3. The “Existing Indian Family Doctrine” must be available to families and children that choose not to live within the reservation system.
a) In re Santos Y, the court found “Application of the ICWA to a child whose only connection with an Indian tribe is a one-quarter genetic contribution does not serve the purpose for which the ICWA was enacted…” Santos y quoted from Bridget R.’s due process and equal protection analysis at length. Santos also states, Congress considered amending the ICWA to preclude application of the “existing Indian family doctrine” but did not do so.”
b) In Bridget R., the court stated, “if the Act applies to children whose families have no significant relationship with Indian tribal culture, such application runs afoul of the Constitution in three ways:
– it impermissibly intrudes upon a power ordinarily reserved to the states,
– it improperly interferes with Indian children’s fundamental due process rights respecting family relationships; and
– on the sole basis of race, it deprives them of equal opportunities to be adopted that are available to non-Indian children and exposes them…to having an existing non-Indian family torn apart through an after the fact assertion of tribal and Indian-parent rights under ICWA”.
c) In re Alexandria Y., the court held that “recognition of the existing Indian family doctrine [was] necessary to avoid serious constitutional flaws in the ICWA” and held that the trial court had acted properly in refusing to apply ICWA “because neither [child] nor [mother] had any significant social, cultural, or political relationship with Indian life; thus, there was no existing Indian family to preserve.”
Question: If current ICWA case law includes many situations where existing Family Doctrine has already been ignored, then have serious constitutional flaws already occurred?
4. United States citizens, no matter their heritage, have a right to fair trials.
a) When summoned to a tribal court, parents and legal guardians, whether enrolled or not, have to be told their rights, including 25 USC Chapter 21 § 1911. (b) “Transfer of proceedings [to tribal jurisdiction] …in the absence of good cause to the contrary, [and] objection by either parent…”
b) The rights of non-member parents must be upheld: for example: 25 USC Chapter 21 § 1903. Definitions “Permanent Placement” (1) (iv) “shall not include a placement based … upon an award, in a divorce proceeding, of custody to one of the parents.
c) Non-members have to be able to serve county and state summons to tribal members within reservation boundaries and must have access to appeal.
d) Under the principles of comity: All Tribes and States shall accord full faith and credit to a child custody order issued by the Tribe or State of initial jurisdiction consistent within the UCCJA – which enforces a child custody determination by a court of another State – unless the order has been vacated, stayed, or modified by a court having jurisdiction to do so under Article 2 of the UCCJA.

> **Work instruction**
Continue the text on the Indian Child Welfare Act above, starting after its last sentence.

> **Extracted data entries**
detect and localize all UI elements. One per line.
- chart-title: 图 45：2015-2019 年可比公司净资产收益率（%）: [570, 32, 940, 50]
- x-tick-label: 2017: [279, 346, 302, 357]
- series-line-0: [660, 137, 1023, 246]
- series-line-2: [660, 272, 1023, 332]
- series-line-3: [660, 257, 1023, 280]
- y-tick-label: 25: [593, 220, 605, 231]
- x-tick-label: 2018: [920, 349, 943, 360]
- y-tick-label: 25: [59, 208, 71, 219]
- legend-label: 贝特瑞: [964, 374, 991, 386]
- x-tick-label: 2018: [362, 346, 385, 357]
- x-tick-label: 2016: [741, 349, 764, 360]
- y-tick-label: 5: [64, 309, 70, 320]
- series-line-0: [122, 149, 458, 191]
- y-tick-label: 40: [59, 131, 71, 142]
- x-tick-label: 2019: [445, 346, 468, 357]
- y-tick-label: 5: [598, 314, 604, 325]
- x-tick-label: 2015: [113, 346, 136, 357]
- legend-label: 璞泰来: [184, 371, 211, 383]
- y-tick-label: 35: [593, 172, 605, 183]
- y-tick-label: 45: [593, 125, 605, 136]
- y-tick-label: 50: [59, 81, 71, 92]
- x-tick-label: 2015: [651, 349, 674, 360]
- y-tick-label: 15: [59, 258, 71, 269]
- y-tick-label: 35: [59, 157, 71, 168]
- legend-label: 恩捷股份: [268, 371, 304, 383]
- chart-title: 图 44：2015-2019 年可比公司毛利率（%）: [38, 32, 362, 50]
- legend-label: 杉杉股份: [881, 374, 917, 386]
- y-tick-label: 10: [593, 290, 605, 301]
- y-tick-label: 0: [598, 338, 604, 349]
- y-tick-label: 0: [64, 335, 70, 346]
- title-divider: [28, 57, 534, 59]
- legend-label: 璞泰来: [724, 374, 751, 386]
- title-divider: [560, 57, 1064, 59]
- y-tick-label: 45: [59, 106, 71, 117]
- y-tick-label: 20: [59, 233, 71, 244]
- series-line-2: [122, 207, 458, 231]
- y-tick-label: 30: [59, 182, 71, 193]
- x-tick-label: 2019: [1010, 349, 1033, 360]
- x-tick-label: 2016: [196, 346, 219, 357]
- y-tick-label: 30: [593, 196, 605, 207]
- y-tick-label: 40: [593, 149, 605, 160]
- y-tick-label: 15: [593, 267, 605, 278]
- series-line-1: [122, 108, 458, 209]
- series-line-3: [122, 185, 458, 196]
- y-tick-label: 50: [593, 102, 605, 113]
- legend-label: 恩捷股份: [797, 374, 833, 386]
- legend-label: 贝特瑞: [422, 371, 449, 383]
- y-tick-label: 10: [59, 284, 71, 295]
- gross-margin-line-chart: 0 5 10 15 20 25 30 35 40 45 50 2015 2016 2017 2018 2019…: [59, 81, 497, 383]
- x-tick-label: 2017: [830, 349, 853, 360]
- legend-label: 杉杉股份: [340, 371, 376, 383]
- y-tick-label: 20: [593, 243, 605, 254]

> **Task output**
5. Adoptive Parents need well-defined protections. These citizens among us have been willing to set aside personal comforts and take in society’s neediest children. Adoptive parents take many risks in doing this, the least of which is finances. People build their lives around family. Adoptive parents risk not only their own hearts, but also the hearts of any birth children they have as well as the hearts of their extended family. These parents have an investment in the families they are building and have a right to know that they can put their names on the adoption paper with confidence. If we, as a society, continue to abuse these parents, we will find fewer people willing to take the risk of adoption and more and more children will languish in foster homes.
6. A “Qualified expert witness” should be someone who is able to advocate for the well-being of the child, first and foremost: a professional person who has substantial education and experience in the area of the professional person’s specialty and significant knowledge of and experience with the child, his family, and the culture, family structure, and child-rearing practices the child has been raised in.
a) There is nothing a tribal social worker inherently knows about a child based on the child’s ethnic heritage. This includes children of 100% heritage who have been raised totally apart from the tribal community. A qualified expert witness needs to be someone who has not only met the child, but has worked with the child, is familiar with and understands the environment the child has thus far been raised in, and has professional experience with some aspect of the child’s emotional, physical or academic health. This is far more important than understanding the customs of a particular tribe.
7. Finally, if tribal membership is a political rather than racial designation, (as argued) than is it constitutional for the definition of an Indian child to include “eligible” children, rather than “enrolled” children?
a) 25 USC Chapter 21 § 1903. Definitions: (4) ”Indian child” means any unmarried person who is under age eighteen and is either
i) member of an Indian tribe or
ii) is eligible for membership in an Indian tribe and is the biological child of a member of an Indian tribe;
1. Tribal governments have been given the right as sovereign entities to determine their own membership at the expense of the rights of any other heritage or culture as well as at the expense of individual rights.
2. ICWA does not give Indian children or their legal guardians the choice whether to accept political membership in the tribe. Legal guardians have the right to make that choice for their children, not governments.
3. Non-member relatives are told these children are now members of an entity with which the family has had no past political, social or cultural relationship.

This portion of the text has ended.